▶ [Written instruction]:
Without including any pictures, copy each entry below exactly.

● ● ● ●

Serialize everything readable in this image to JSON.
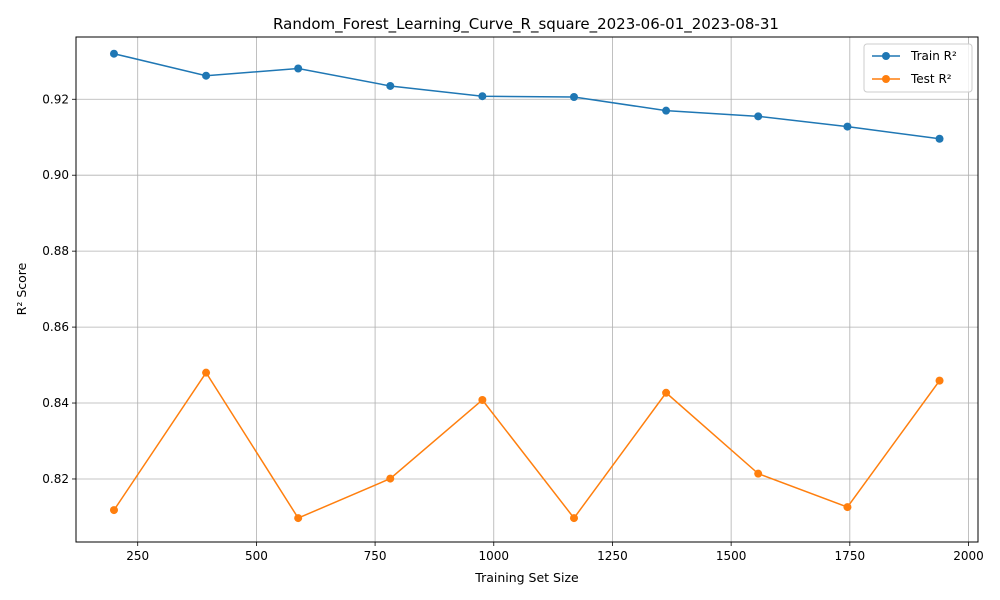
{
  "chart_data": {
    "type": "line",
    "title": "Random_Forest_Learning_Curve_R_square_2023-06-01_2023-08-31",
    "xlabel": "Training Set Size",
    "ylabel": "R² Score",
    "x": [
      200,
      394,
      588,
      782,
      976,
      1169,
      1363,
      1557,
      1745,
      1939
    ],
    "xlim": [
      120,
      2020
    ],
    "ylim": [
      0.8034,
      0.9364
    ],
    "xticks": [
      250,
      500,
      750,
      1000,
      1250,
      1500,
      1750,
      2000
    ],
    "xtick_labels": [
      "250",
      "500",
      "750",
      "1000",
      "1250",
      "1500",
      "1750",
      "2000"
    ],
    "yticks": [
      0.82,
      0.84,
      0.86,
      0.88,
      0.9,
      0.92
    ],
    "ytick_labels": [
      "0.82",
      "0.84",
      "0.86",
      "0.88",
      "0.90",
      "0.92"
    ],
    "grid": true,
    "legend_position": "top-right",
    "series": [
      {
        "name": "Train R²",
        "color": "#1f77b4",
        "values": [
          0.932,
          0.9262,
          0.9281,
          0.9235,
          0.9208,
          0.9206,
          0.917,
          0.9155,
          0.9128,
          0.9096
        ]
      },
      {
        "name": "Test R²",
        "color": "#ff7f0e",
        "values": [
          0.8118,
          0.848,
          0.8097,
          0.8201,
          0.8408,
          0.8097,
          0.8427,
          0.8214,
          0.8126,
          0.8459
        ]
      }
    ]
  }
}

● ● ● ●

▶ [Exercise solution]:
Serialize everything readable in this image to JSON.
{
  "chart_data": {
    "type": "line",
    "title": "Random_Forest_Learning_Curve_R_square_2023-06-01_2023-08-31",
    "xlabel": "Training Set Size",
    "ylabel": "R² Score",
    "x": [
      200,
      394,
      588,
      782,
      976,
      1169,
      1363,
      1557,
      1745,
      1939
    ],
    "xlim": [
      120,
      2020
    ],
    "ylim": [
      0.8034,
      0.9364
    ],
    "xticks": [
      250,
      500,
      750,
      1000,
      1250,
      1500,
      1750,
      2000
    ],
    "xtick_labels": [
      "250",
      "500",
      "750",
      "1000",
      "1250",
      "1500",
      "1750",
      "2000"
    ],
    "yticks": [
      0.82,
      0.84,
      0.86,
      0.88,
      0.9,
      0.92
    ],
    "ytick_labels": [
      "0.82",
      "0.84",
      "0.86",
      "0.88",
      "0.90",
      "0.92"
    ],
    "grid": true,
    "legend_position": "top-right",
    "series": [
      {
        "name": "Train R²",
        "color": "#1f77b4",
        "values": [
          0.932,
          0.9262,
          0.9281,
          0.9235,
          0.9208,
          0.9206,
          0.917,
          0.9155,
          0.9128,
          0.9096
        ]
      },
      {
        "name": "Test R²",
        "color": "#ff7f0e",
        "values": [
          0.8118,
          0.848,
          0.8097,
          0.8201,
          0.8408,
          0.8097,
          0.8427,
          0.8214,
          0.8126,
          0.8459
        ]
      }
    ]
  }
}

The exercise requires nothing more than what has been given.